• Short exercise: Every record should be written out exactly, with the pictures left out.

• Exercise data:
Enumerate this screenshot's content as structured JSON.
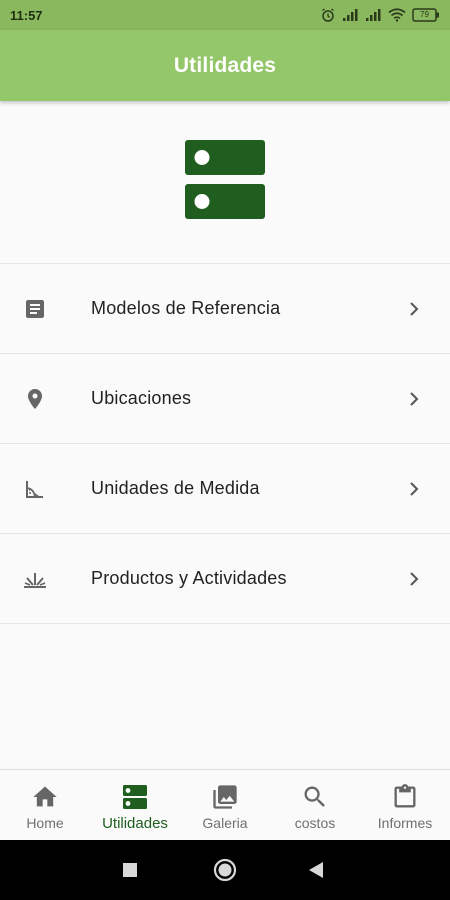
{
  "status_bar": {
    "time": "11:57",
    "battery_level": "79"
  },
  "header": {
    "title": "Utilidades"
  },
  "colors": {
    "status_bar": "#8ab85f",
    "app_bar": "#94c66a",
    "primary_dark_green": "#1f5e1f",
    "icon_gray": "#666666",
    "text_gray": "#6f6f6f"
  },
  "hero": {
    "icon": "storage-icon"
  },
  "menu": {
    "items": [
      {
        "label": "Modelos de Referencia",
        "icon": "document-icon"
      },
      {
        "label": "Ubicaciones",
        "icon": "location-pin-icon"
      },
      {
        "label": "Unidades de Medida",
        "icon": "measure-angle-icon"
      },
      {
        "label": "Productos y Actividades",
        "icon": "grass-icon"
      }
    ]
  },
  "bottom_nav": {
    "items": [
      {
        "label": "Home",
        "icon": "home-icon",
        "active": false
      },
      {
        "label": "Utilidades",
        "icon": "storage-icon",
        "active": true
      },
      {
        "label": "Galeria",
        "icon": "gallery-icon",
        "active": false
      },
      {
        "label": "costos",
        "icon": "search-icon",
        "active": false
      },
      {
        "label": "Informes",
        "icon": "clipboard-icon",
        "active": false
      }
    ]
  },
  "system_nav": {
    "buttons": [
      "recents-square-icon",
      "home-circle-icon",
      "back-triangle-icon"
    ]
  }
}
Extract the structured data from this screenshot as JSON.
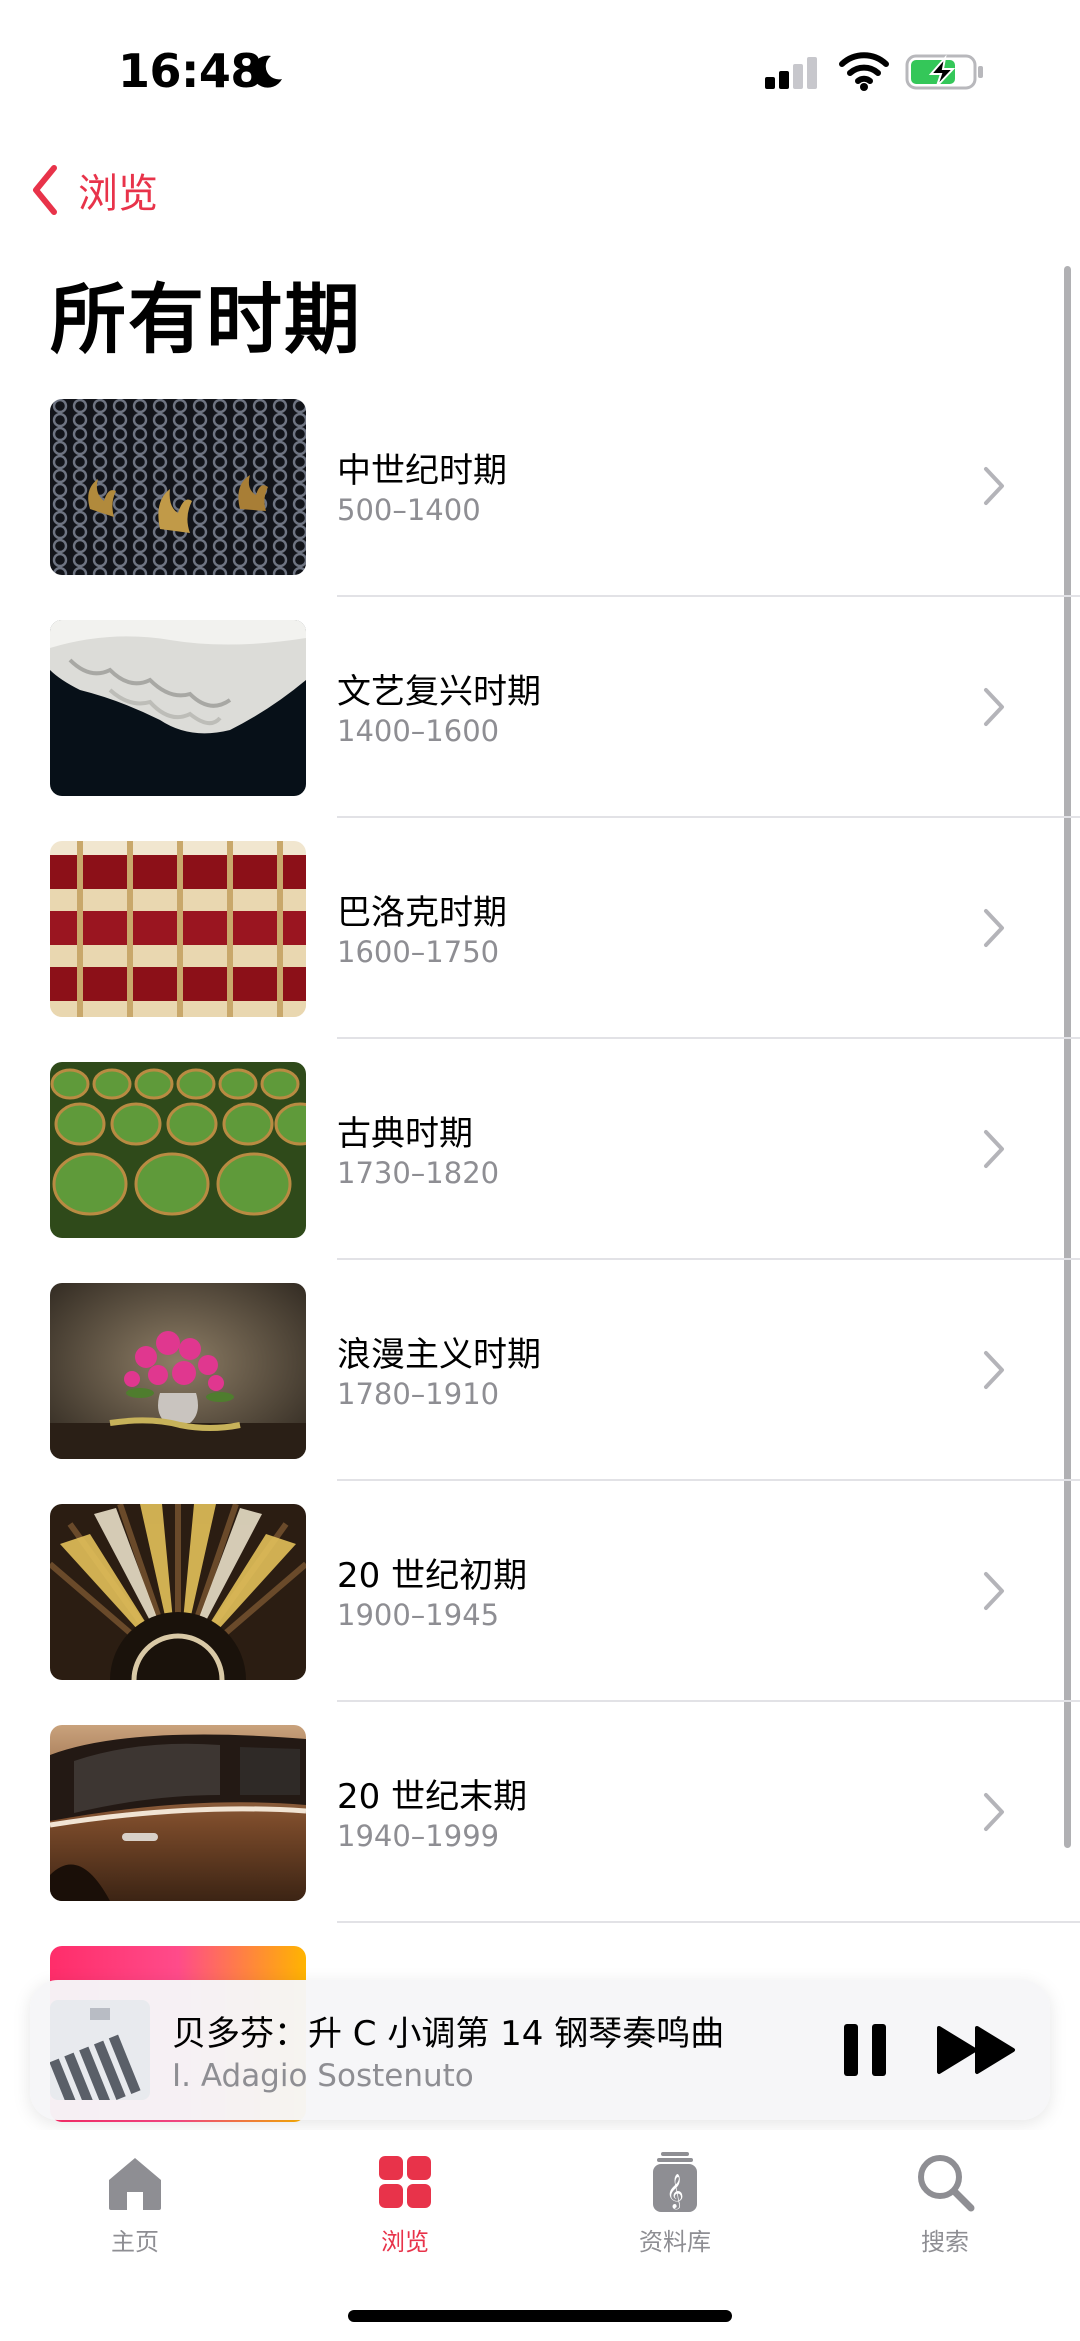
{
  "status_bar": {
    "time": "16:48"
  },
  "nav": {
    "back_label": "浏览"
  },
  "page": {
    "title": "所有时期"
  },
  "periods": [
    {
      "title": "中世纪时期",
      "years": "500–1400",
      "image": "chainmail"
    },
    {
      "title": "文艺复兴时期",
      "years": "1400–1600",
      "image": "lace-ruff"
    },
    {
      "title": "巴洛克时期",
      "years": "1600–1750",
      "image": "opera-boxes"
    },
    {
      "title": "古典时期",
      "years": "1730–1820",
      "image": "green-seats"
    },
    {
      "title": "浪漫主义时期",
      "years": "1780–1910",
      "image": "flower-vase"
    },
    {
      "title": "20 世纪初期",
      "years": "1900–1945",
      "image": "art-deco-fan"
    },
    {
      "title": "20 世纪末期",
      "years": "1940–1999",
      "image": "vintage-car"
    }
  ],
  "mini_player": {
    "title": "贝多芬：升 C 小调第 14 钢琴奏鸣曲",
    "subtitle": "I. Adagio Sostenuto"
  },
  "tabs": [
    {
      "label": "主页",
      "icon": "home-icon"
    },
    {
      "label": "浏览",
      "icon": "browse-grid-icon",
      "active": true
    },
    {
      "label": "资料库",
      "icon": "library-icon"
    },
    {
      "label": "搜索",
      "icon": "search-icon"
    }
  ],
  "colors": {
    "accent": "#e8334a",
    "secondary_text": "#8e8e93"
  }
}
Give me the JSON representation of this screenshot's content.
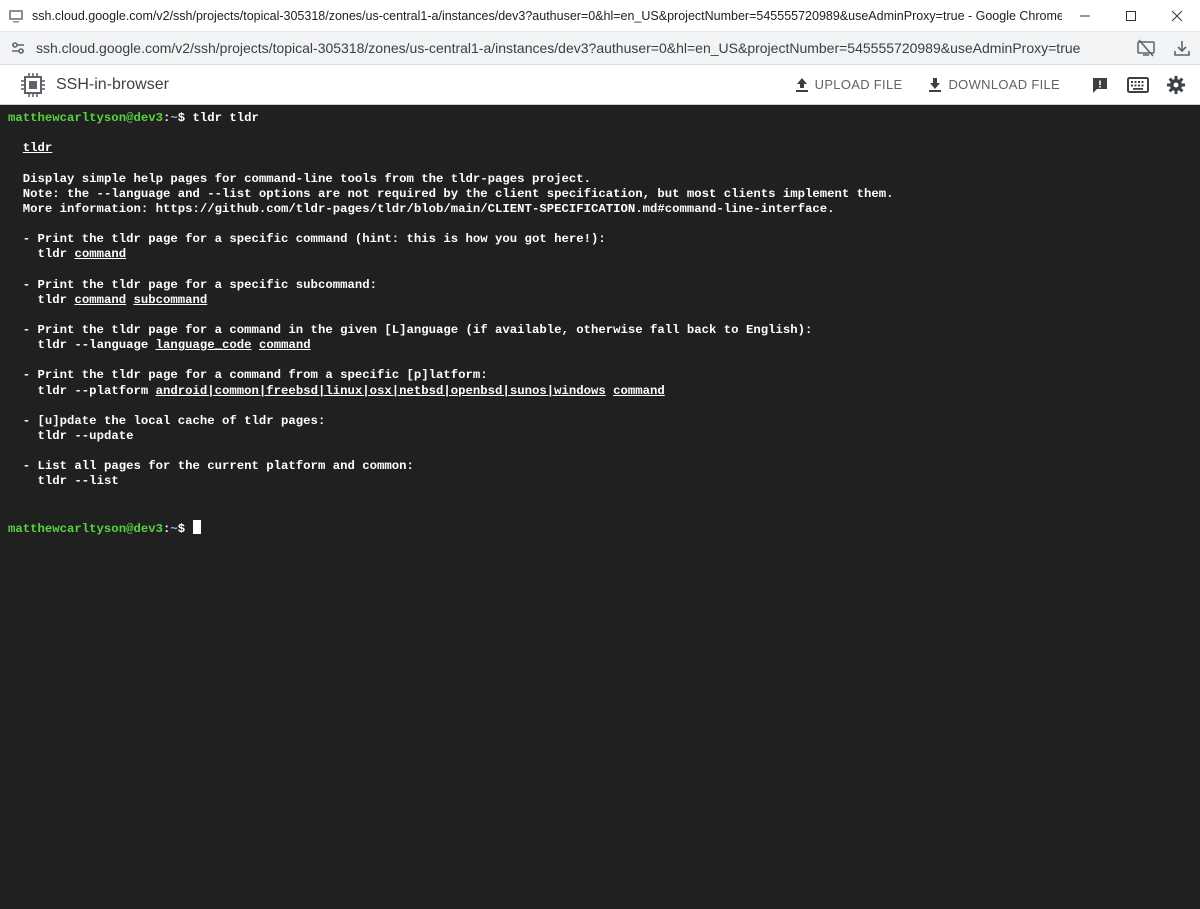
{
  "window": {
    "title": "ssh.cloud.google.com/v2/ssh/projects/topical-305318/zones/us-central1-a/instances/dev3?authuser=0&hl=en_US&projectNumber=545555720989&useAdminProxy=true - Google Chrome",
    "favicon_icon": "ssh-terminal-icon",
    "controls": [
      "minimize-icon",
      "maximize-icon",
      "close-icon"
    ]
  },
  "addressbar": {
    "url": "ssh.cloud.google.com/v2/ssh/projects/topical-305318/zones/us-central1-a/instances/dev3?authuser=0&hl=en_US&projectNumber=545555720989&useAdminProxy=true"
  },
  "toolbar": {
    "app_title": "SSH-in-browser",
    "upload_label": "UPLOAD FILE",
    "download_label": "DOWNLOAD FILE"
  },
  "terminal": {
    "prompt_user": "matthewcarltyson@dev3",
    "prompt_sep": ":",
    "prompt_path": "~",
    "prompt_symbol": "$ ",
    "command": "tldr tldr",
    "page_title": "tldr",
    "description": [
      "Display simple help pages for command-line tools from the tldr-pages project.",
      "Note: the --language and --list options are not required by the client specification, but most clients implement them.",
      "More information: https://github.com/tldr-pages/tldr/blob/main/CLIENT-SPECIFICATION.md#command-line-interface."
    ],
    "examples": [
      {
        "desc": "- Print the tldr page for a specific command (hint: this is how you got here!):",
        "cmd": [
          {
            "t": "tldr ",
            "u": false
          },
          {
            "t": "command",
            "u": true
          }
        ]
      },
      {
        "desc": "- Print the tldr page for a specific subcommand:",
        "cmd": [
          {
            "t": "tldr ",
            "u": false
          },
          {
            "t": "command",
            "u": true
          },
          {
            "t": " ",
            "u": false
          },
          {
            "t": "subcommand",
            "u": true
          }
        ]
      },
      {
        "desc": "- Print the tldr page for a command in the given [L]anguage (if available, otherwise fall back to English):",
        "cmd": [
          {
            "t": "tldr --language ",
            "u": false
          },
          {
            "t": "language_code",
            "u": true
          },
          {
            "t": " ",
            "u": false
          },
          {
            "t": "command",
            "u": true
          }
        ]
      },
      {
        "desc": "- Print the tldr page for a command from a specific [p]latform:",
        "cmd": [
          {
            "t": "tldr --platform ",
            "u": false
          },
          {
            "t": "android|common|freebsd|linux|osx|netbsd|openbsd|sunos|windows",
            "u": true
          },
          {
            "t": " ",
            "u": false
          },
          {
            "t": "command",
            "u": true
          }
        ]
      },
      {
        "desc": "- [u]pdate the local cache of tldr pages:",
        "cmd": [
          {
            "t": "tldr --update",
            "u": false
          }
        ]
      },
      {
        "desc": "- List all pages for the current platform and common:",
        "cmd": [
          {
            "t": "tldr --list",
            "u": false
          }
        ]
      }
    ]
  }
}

• Solution:
Enumerate this screenshot's content as structured JSON.
{
  "status_bar": {
    "time": "11:57",
    "battery_level": "79"
  },
  "header": {
    "title": "Utilidades"
  },
  "colors": {
    "status_bar": "#8ab85f",
    "app_bar": "#94c66a",
    "primary_dark_green": "#1f5e1f",
    "icon_gray": "#666666",
    "text_gray": "#6f6f6f"
  },
  "hero": {
    "icon": "storage-icon"
  },
  "menu": {
    "items": [
      {
        "label": "Modelos de Referencia",
        "icon": "document-icon"
      },
      {
        "label": "Ubicaciones",
        "icon": "location-pin-icon"
      },
      {
        "label": "Unidades de Medida",
        "icon": "measure-angle-icon"
      },
      {
        "label": "Productos y Actividades",
        "icon": "grass-icon"
      }
    ]
  },
  "bottom_nav": {
    "items": [
      {
        "label": "Home",
        "icon": "home-icon",
        "active": false
      },
      {
        "label": "Utilidades",
        "icon": "storage-icon",
        "active": true
      },
      {
        "label": "Galeria",
        "icon": "gallery-icon",
        "active": false
      },
      {
        "label": "costos",
        "icon": "search-icon",
        "active": false
      },
      {
        "label": "Informes",
        "icon": "clipboard-icon",
        "active": false
      }
    ]
  },
  "system_nav": {
    "buttons": [
      "recents-square-icon",
      "home-circle-icon",
      "back-triangle-icon"
    ]
  }
}
Extract the structured data from this screenshot as JSON.
{
  "status_bar": {
    "time": "16:48"
  },
  "nav": {
    "back_label": "浏览"
  },
  "page": {
    "title": "所有时期"
  },
  "periods": [
    {
      "title": "中世纪时期",
      "years": "500–1400",
      "image": "chainmail"
    },
    {
      "title": "文艺复兴时期",
      "years": "1400–1600",
      "image": "lace-ruff"
    },
    {
      "title": "巴洛克时期",
      "years": "1600–1750",
      "image": "opera-boxes"
    },
    {
      "title": "古典时期",
      "years": "1730–1820",
      "image": "green-seats"
    },
    {
      "title": "浪漫主义时期",
      "years": "1780–1910",
      "image": "flower-vase"
    },
    {
      "title": "20 世纪初期",
      "years": "1900–1945",
      "image": "art-deco-fan"
    },
    {
      "title": "20 世纪末期",
      "years": "1940–1999",
      "image": "vintage-car"
    }
  ],
  "mini_player": {
    "title": "贝多芬：升 C 小调第 14 钢琴奏鸣曲",
    "subtitle": "I. Adagio Sostenuto"
  },
  "tabs": [
    {
      "label": "主页",
      "icon": "home-icon"
    },
    {
      "label": "浏览",
      "icon": "browse-grid-icon",
      "active": true
    },
    {
      "label": "资料库",
      "icon": "library-icon"
    },
    {
      "label": "搜索",
      "icon": "search-icon"
    }
  ],
  "colors": {
    "accent": "#e8334a",
    "secondary_text": "#8e8e93"
  }
}
Give me the JSON representation of this screenshot's content.
{
  "window": {
    "title": "ssh.cloud.google.com/v2/ssh/projects/topical-305318/zones/us-central1-a/instances/dev3?authuser=0&hl=en_US&projectNumber=545555720989&useAdminProxy=true - Google Chrome",
    "favicon_icon": "ssh-terminal-icon",
    "controls": [
      "minimize-icon",
      "maximize-icon",
      "close-icon"
    ]
  },
  "addressbar": {
    "url": "ssh.cloud.google.com/v2/ssh/projects/topical-305318/zones/us-central1-a/instances/dev3?authuser=0&hl=en_US&projectNumber=545555720989&useAdminProxy=true"
  },
  "toolbar": {
    "app_title": "SSH-in-browser",
    "upload_label": "UPLOAD FILE",
    "download_label": "DOWNLOAD FILE"
  },
  "terminal": {
    "prompt_user": "matthewcarltyson@dev3",
    "prompt_sep": ":",
    "prompt_path": "~",
    "prompt_symbol": "$ ",
    "command": "tldr tldr",
    "page_title": "tldr",
    "description": [
      "Display simple help pages for command-line tools from the tldr-pages project.",
      "Note: the --language and --list options are not required by the client specification, but most clients implement them.",
      "More information: https://github.com/tldr-pages/tldr/blob/main/CLIENT-SPECIFICATION.md#command-line-interface."
    ],
    "examples": [
      {
        "desc": "- Print the tldr page for a specific command (hint: this is how you got here!):",
        "cmd": [
          {
            "t": "tldr ",
            "u": false
          },
          {
            "t": "command",
            "u": true
          }
        ]
      },
      {
        "desc": "- Print the tldr page for a specific subcommand:",
        "cmd": [
          {
            "t": "tldr ",
            "u": false
          },
          {
            "t": "command",
            "u": true
          },
          {
            "t": " ",
            "u": false
          },
          {
            "t": "subcommand",
            "u": true
          }
        ]
      },
      {
        "desc": "- Print the tldr page for a command in the given [L]anguage (if available, otherwise fall back to English):",
        "cmd": [
          {
            "t": "tldr --language ",
            "u": false
          },
          {
            "t": "language_code",
            "u": true
          },
          {
            "t": " ",
            "u": false
          },
          {
            "t": "command",
            "u": true
          }
        ]
      },
      {
        "desc": "- Print the tldr page for a command from a specific [p]latform:",
        "cmd": [
          {
            "t": "tldr --platform ",
            "u": false
          },
          {
            "t": "android|common|freebsd|linux|osx|netbsd|openbsd|sunos|windows",
            "u": true
          },
          {
            "t": " ",
            "u": false
          },
          {
            "t": "command",
            "u": true
          }
        ]
      },
      {
        "desc": "- [u]pdate the local cache of tldr pages:",
        "cmd": [
          {
            "t": "tldr --update",
            "u": false
          }
        ]
      },
      {
        "desc": "- List all pages for the current platform and common:",
        "cmd": [
          {
            "t": "tldr --list",
            "u": false
          }
        ]
      }
    ]
  }
}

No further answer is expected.